▸ Given request: Give the lines from the first one through the line holding "input-bar — [0, 1155, 1125, 1305]", inclusive, as a JSON list of strings with one string per line and blank lines left out.

---*---

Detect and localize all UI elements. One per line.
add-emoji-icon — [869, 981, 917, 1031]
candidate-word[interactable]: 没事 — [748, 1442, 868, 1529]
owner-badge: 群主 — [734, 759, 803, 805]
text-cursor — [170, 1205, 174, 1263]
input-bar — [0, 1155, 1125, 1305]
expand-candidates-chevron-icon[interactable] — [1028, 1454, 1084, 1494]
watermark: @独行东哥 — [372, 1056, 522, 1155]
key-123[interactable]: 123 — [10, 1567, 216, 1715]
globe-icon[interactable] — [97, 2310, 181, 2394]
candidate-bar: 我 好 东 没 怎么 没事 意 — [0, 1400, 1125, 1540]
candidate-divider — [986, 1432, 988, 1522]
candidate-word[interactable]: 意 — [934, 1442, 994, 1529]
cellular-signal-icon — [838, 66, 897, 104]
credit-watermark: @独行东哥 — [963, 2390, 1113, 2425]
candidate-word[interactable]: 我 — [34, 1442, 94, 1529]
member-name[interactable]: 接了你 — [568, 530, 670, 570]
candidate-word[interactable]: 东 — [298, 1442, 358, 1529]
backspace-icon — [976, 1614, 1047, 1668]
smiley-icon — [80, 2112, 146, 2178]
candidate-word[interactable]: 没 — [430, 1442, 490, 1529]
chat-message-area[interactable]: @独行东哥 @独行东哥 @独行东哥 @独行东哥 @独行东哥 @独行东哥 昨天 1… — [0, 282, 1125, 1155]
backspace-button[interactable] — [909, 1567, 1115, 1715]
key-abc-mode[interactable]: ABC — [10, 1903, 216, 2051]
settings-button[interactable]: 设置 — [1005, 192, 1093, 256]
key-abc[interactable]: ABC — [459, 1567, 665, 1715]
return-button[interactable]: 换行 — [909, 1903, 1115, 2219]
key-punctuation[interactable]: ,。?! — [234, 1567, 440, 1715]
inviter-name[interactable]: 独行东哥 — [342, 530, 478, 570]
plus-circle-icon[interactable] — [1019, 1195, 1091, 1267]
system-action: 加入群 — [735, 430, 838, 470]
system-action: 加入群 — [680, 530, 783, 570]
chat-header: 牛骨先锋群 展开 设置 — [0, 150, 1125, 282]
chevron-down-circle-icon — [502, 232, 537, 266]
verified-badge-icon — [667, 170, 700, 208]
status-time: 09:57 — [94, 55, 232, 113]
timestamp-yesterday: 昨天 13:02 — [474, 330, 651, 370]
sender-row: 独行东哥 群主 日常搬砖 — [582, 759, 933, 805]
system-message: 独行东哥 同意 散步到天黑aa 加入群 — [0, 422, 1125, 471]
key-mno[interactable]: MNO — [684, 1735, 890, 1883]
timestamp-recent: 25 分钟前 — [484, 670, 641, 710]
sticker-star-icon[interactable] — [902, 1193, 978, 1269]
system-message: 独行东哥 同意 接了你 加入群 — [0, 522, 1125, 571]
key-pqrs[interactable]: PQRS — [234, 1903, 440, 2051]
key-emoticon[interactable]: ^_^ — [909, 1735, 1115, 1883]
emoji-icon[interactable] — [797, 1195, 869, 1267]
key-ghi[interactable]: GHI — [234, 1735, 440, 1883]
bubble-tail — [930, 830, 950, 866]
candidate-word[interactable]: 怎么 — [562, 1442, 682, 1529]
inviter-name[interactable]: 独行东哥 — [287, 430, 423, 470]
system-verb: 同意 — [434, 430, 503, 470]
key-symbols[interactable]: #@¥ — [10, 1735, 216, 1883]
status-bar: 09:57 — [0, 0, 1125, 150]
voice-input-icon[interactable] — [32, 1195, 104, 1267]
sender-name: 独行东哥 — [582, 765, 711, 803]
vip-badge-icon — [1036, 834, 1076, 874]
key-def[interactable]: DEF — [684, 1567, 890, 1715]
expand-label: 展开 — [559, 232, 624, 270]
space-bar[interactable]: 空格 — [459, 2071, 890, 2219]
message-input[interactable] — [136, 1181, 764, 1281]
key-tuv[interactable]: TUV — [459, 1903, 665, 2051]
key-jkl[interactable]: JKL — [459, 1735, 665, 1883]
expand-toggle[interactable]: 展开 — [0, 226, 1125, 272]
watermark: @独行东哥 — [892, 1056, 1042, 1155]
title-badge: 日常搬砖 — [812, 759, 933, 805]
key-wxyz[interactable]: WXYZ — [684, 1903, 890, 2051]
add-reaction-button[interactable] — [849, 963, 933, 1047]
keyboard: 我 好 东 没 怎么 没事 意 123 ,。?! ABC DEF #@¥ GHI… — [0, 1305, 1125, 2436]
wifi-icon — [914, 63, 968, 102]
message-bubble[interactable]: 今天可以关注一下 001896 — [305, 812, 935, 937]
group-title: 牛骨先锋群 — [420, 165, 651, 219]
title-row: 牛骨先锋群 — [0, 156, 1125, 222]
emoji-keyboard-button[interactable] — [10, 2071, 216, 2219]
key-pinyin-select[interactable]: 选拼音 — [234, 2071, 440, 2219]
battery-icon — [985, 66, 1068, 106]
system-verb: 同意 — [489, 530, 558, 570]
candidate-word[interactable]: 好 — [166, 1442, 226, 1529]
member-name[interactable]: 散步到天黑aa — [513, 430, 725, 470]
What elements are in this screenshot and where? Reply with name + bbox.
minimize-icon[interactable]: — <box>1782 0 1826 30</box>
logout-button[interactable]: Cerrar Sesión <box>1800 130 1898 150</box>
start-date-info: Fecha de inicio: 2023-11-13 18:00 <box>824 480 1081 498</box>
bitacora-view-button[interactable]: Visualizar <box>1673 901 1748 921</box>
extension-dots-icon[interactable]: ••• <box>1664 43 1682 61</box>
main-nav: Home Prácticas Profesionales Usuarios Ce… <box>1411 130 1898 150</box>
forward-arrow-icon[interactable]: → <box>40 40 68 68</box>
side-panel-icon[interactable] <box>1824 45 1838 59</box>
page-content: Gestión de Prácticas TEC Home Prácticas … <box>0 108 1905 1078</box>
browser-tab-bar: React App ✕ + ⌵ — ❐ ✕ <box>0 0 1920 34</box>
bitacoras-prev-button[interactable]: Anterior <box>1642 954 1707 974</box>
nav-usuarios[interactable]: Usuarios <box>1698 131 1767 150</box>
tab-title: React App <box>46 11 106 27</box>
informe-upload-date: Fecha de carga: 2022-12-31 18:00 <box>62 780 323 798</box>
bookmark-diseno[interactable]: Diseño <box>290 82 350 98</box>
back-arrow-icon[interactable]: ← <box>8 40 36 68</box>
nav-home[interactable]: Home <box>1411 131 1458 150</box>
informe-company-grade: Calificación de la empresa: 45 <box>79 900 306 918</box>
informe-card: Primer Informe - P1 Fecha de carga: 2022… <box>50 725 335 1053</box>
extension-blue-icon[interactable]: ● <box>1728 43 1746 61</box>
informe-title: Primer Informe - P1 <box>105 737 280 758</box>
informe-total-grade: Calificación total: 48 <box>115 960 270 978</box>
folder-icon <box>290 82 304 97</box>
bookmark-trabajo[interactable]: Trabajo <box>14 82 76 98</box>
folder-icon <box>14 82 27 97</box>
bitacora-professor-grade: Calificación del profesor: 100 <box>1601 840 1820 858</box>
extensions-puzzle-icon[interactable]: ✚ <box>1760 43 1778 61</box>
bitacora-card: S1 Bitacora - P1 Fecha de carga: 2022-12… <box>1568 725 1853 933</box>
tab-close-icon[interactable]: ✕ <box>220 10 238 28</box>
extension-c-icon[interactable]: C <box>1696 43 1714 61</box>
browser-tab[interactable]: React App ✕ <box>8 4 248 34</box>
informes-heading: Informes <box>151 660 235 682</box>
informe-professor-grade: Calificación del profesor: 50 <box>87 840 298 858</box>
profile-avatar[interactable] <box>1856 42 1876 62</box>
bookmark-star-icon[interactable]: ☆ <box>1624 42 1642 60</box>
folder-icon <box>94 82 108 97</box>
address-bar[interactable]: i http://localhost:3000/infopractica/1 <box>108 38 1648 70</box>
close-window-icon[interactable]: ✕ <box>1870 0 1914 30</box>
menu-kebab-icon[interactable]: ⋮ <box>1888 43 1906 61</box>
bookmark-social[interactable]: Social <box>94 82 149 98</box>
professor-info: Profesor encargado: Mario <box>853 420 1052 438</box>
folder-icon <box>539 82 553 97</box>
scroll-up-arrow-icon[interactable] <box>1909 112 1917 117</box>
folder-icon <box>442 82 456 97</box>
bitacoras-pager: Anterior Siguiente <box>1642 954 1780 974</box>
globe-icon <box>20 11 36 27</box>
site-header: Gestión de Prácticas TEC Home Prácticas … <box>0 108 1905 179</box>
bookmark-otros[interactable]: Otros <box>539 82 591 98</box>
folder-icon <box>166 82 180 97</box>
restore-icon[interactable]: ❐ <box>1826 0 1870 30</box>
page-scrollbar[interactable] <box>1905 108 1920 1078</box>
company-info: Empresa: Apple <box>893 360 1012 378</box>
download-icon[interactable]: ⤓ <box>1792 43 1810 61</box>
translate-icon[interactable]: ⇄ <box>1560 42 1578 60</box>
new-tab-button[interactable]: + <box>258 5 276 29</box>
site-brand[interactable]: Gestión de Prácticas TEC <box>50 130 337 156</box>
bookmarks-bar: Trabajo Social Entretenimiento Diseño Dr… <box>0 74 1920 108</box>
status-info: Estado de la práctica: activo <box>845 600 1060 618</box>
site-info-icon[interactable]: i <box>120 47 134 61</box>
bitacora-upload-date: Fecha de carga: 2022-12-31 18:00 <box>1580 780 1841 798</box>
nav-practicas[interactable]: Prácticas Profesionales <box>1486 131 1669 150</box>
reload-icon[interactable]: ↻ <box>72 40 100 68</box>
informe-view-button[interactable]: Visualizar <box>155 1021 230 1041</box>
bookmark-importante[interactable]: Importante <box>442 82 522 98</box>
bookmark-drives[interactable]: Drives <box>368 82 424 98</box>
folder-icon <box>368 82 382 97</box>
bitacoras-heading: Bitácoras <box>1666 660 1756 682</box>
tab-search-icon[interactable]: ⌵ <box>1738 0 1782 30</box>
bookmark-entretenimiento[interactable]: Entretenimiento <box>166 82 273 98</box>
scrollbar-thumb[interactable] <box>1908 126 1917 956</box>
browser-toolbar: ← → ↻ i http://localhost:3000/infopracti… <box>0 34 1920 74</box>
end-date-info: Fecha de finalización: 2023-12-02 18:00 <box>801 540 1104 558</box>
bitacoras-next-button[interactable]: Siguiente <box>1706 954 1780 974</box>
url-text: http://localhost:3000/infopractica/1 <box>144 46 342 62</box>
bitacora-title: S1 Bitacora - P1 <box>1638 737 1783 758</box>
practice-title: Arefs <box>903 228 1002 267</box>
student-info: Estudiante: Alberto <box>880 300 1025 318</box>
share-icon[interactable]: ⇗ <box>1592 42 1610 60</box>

---*---

▸ Written response:
[
  "Detect and localize all UI elements. One per line.",
  "add-emoji-icon — [869, 981, 917, 1031]",
  "candidate-word[interactable]: 没事 — [748, 1442, 868, 1529]",
  "owner-badge: 群主 — [734, 759, 803, 805]",
  "text-cursor — [170, 1205, 174, 1263]",
  "input-bar — [0, 1155, 1125, 1305]"
]